Exercise: Reproduce the material in full, unchanged.

* BEGIN Data to use *

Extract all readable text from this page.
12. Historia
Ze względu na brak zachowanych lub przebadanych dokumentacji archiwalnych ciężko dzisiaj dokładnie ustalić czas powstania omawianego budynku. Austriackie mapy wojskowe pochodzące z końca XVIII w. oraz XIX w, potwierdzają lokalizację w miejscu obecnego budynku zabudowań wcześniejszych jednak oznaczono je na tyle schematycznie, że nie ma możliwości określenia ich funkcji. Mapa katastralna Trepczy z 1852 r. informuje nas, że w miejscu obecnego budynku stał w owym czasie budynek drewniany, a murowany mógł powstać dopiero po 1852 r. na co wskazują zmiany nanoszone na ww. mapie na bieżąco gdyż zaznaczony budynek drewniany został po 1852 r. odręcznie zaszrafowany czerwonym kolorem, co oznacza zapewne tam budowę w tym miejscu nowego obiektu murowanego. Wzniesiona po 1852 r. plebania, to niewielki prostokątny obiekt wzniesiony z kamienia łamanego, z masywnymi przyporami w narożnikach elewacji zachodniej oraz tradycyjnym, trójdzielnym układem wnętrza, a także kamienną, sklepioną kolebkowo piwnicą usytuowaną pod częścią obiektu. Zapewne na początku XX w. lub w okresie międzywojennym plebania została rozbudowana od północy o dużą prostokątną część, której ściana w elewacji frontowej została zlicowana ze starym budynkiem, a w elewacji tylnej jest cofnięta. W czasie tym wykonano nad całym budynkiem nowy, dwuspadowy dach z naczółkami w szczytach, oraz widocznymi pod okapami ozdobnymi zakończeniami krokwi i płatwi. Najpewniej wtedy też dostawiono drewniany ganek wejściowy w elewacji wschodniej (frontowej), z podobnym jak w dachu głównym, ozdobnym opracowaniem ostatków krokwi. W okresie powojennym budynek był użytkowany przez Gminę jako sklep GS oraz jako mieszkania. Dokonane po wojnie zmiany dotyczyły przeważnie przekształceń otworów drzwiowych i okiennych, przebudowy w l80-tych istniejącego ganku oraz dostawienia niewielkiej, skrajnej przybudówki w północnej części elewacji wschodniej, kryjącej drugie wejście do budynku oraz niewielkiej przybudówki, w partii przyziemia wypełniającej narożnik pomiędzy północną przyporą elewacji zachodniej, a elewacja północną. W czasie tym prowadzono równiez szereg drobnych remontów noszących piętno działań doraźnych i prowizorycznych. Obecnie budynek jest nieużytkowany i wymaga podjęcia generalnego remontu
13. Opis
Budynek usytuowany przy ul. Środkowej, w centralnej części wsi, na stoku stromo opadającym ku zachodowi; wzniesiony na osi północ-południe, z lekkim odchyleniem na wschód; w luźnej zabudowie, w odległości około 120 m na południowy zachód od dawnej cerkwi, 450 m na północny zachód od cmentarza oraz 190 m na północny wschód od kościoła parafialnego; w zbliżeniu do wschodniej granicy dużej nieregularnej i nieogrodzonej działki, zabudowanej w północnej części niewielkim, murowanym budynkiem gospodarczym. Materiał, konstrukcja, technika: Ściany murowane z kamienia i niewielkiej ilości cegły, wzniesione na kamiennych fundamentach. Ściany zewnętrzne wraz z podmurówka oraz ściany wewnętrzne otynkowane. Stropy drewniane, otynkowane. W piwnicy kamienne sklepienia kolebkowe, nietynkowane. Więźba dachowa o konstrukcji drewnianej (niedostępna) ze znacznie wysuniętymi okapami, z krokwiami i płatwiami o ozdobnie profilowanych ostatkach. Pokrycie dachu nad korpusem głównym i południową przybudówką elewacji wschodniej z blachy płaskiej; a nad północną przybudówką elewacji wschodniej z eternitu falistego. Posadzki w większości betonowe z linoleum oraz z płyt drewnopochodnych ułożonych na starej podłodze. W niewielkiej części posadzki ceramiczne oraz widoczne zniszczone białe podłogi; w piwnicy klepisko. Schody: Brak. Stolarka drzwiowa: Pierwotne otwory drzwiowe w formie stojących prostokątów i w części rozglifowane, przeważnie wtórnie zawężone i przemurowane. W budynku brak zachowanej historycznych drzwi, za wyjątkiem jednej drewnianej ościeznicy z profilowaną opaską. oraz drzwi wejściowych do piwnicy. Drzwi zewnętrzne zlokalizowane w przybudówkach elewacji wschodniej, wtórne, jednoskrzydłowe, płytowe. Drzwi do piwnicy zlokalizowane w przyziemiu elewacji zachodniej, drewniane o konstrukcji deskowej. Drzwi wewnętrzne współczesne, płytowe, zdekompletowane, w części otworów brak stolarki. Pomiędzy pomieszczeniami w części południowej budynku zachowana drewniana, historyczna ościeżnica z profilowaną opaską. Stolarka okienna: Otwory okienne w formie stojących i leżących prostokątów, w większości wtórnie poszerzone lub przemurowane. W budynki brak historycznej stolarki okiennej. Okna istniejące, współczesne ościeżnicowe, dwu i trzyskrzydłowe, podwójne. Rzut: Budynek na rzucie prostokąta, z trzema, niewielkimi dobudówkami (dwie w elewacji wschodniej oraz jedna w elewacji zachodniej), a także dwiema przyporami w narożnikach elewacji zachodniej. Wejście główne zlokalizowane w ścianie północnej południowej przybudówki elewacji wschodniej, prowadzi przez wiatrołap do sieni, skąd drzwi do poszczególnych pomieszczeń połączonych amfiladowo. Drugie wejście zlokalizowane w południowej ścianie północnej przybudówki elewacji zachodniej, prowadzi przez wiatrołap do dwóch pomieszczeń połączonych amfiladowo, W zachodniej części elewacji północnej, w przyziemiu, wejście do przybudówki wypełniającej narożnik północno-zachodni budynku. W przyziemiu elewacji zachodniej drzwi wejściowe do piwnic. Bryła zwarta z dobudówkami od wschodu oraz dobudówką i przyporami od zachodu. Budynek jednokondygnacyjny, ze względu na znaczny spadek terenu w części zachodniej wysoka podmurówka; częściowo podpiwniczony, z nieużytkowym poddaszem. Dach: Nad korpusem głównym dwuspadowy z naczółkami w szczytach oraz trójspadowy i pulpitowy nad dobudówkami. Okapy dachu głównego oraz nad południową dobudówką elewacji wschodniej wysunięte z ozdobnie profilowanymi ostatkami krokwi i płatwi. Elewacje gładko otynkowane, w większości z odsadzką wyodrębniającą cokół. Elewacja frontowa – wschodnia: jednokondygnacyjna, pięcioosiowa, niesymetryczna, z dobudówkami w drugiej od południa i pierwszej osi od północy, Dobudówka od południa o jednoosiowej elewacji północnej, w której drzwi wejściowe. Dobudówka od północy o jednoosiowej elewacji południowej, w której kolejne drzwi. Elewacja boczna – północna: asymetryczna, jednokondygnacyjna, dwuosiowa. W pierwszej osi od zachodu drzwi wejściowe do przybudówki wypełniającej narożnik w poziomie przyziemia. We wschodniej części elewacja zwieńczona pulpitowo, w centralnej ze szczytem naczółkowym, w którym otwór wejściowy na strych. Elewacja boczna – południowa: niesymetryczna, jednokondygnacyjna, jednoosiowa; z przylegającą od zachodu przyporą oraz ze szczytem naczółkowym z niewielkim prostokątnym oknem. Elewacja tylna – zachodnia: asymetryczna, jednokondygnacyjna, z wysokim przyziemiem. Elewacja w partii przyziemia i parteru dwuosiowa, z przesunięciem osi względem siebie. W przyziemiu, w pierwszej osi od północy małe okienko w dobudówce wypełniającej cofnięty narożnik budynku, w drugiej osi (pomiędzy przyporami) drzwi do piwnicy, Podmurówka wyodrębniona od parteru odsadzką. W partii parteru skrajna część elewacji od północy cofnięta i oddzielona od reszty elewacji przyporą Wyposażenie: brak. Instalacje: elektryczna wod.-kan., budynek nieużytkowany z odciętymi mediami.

* END Data to use *

Reply to the exercise:
Extract all readable text from this page.
12. Historia
Ze względu na brak zachowanych lub przebadanych dokumentacji archiwalnych ciężko dzisiaj dokładnie ustalić czas powstania omawianego budynku. Austriackie mapy wojskowe pochodzące z końca XVIII w. oraz XIX w, potwierdzają lokalizację w miejscu obecnego budynku zabudowań wcześniejszych jednak oznaczono je na tyle schematycznie, że nie ma możliwości określenia ich funkcji. Mapa katastralna Trepczy z 1852 r. informuje nas, że w miejscu obecnego budynku stał w owym czasie budynek drewniany, a murowany mógł powstać dopiero po 1852 r. na co wskazują zmiany nanoszone na ww. mapie na bieżąco gdyż zaznaczony budynek drewniany został po 1852 r. odręcznie zaszrafowany czerwonym kolorem, co oznacza zapewne tam budowę w tym miejscu nowego obiektu murowanego. Wzniesiona po 1852 r. plebania, to niewielki prostokątny obiekt wzniesiony z kamienia łamanego, z masywnymi przyporami w narożnikach elewacji zachodniej oraz tradycyjnym, trójdzielnym układem wnętrza, a także kamienną, sklepioną kolebkowo piwnicą usytuowaną pod częścią obiektu. Zapewne na początku XX w. lub w okresie międzywojennym plebania została rozbudowana od północy o dużą prostokątną część, której ściana w elewacji frontowej została zlicowana ze starym budynkiem, a w elewacji tylnej jest cofnięta. W czasie tym wykonano nad całym budynkiem nowy, dwuspadowy dach z naczółkami w szczytach, oraz widocznymi pod okapami ozdobnymi zakończeniami krokwi i płatwi. Najpewniej wtedy też dostawiono drewniany ganek wejściowy w elewacji wschodniej (frontowej), z podobnym jak w dachu głównym, ozdobnym opracowaniem ostatków krokwi. W okresie powojennym budynek był użytkowany przez Gminę jako sklep GS oraz jako mieszkania. Dokonane po wojnie zmiany dotyczyły przeważnie przekształceń otworów drzwiowych i okiennych, przebudowy w l80-tych istniejącego ganku oraz dostawienia niewielkiej, skrajnej przybudówki w północnej części elewacji wschodniej, kryjącej drugie wejście do budynku oraz niewielkiej przybudówki, w partii przyziemia wypełniającej narożnik pomiędzy północną przyporą elewacji zachodniej, a elewacja północną. W czasie tym prowadzono równiez szereg drobnych remontów noszących piętno działań doraźnych i prowizorycznych. Obecnie budynek jest nieużytkowany i wymaga podjęcia generalnego remontu
13. Opis
Budynek usytuowany przy ul. Środkowej, w centralnej części wsi, na stoku stromo opadającym ku zachodowi; wzniesiony na osi północ-południe, z lekkim odchyleniem na wschód; w luźnej zabudowie, w odległości około 120 m na południowy zachód od dawnej cerkwi, 450 m na północny zachód od cmentarza oraz 190 m na północny wschód od kościoła parafialnego; w zbliżeniu do wschodniej granicy dużej nieregularnej i nieogrodzonej działki, zabudowanej w północnej części niewielkim, murowanym budynkiem gospodarczym. Materiał, konstrukcja, technika: Ściany murowane z kamienia i niewielkiej ilości cegły, wzniesione na kamiennych fundamentach. Ściany zewnętrzne wraz z podmurówka oraz ściany wewnętrzne otynkowane. Stropy drewniane, otynkowane. W piwnicy kamienne sklepienia kolebkowe, nietynkowane. Więźba dachowa o konstrukcji drewnianej (niedostępna) ze znacznie wysuniętymi okapami, z krokwiami i płatwiami o ozdobnie profilowanych ostatkach. Pokrycie dachu nad korpusem głównym i południową przybudówką elewacji wschodniej z blachy płaskiej; a nad północną przybudówką elewacji wschodniej z eternitu falistego. Posadzki w większości betonowe z linoleum oraz z płyt drewnopochodnych ułożonych na starej podłodze. W niewielkiej części posadzki ceramiczne oraz widoczne zniszczone białe podłogi; w piwnicy klepisko. Schody: Brak. Stolarka drzwiowa: Pierwotne otwory drzwiowe w formie stojących prostokątów i w części rozglifowane, przeważnie wtórnie zawężone i przemurowane. W budynku brak zachowanej historycznych drzwi, za wyjątkiem jednej drewnianej ościeznicy z profilowaną opaską. oraz drzwi wejściowych do piwnicy. Drzwi zewnętrzne zlokalizowane w przybudówkach elewacji wschodniej, wtórne, jednoskrzydłowe, płytowe. Drzwi do piwnicy zlokalizowane w przyziemiu elewacji zachodniej, drewniane o konstrukcji deskowej. Drzwi wewnętrzne współczesne, płytowe, zdekompletowane, w części otworów brak stolarki. Pomiędzy pomieszczeniami w części południowej budynku zachowana drewniana, historyczna ościeżnica z profilowaną opaską. Stolarka okienna: Otwory okienne w formie stojących i leżących prostokątów, w większości wtórnie poszerzone lub przemurowane. W budynki brak historycznej stolarki okiennej. Okna istniejące, współczesne ościeżnicowe, dwu i trzyskrzydłowe, podwójne. Rzut: Budynek na rzucie prostokąta, z trzema, niewielkimi dobudówkami (dwie w elewacji wschodniej oraz jedna w elewacji zachodniej), a także dwiema przyporami w narożnikach elewacji zachodniej. Wejście główne zlokalizowane w ścianie północnej południowej przybudówki elewacji wschodniej, prowadzi przez wiatrołap do sieni, skąd drzwi do poszczególnych pomieszczeń połączonych amfiladowo. Drugie wejście zlokalizowane w południowej ścianie północnej przybudówki elewacji zachodniej, prowadzi przez wiatrołap do dwóch pomieszczeń połączonych amfiladowo, W zachodniej części elewacji północnej, w przyziemiu, wejście do przybudówki wypełniającej narożnik północno-zachodni budynku. W przyziemiu elewacji zachodniej drzwi wejściowe do piwnic. Bryła zwarta z dobudówkami od wschodu oraz dobudówką i przyporami od zachodu. Budynek jednokondygnacyjny, ze względu na znaczny spadek terenu w części zachodniej wysoka podmurówka; częściowo podpiwniczony, z nieużytkowym poddaszem. Dach: Nad korpusem głównym dwuspadowy z naczółkami w szczytach oraz trójspadowy i pulpitowy nad dobudówkami. Okapy dachu głównego oraz nad południową dobudówką elewacji wschodniej wysunięte z ozdobnie profilowanymi ostatkami krokwi i płatwi. Elewacje gładko otynkowane, w większości z odsadzką wyodrębniającą cokół. Elewacja frontowa – wschodnia: jednokondygnacyjna, pięcioosiowa, niesymetryczna, z dobudówkami w drugiej od południa i pierwszej osi od północy, Dobudówka od południa o jednoosiowej elewacji północnej, w której drzwi wejściowe. Dobudówka od północy o jednoosiowej elewacji południowej, w której kolejne drzwi. Elewacja boczna – północna: asymetryczna, jednokondygnacyjna, dwuosiowa. W pierwszej osi od zachodu drzwi wejściowe do przybudówki wypełniającej narożnik w poziomie przyziemia. We wschodniej części elewacja zwieńczona pulpitowo, w centralnej ze szczytem naczółkowym, w którym otwór wejściowy na strych. Elewacja boczna – południowa: niesymetryczna, jednokondygnacyjna, jednoosiowa; z przylegającą od zachodu przyporą oraz ze szczytem naczółkowym z niewielkim prostokątnym oknem. Elewacja tylna – zachodnia: asymetryczna, jednokondygnacyjna, z wysokim przyziemiem. Elewacja w partii przyziemia i parteru dwuosiowa, z przesunięciem osi względem siebie. W przyziemiu, w pierwszej osi od północy małe okienko w dobudówce wypełniającej cofnięty narożnik budynku, w drugiej osi (pomiędzy przyporami) drzwi do piwnicy, Podmurówka wyodrębniona od parteru odsadzką. W partii parteru skrajna część elewacji od północy cofnięta i oddzielona od reszty elewacji przyporą Wyposażenie: brak. Instalacje: elektryczna wod.-kan., budynek nieużytkowany z odciętymi mediami.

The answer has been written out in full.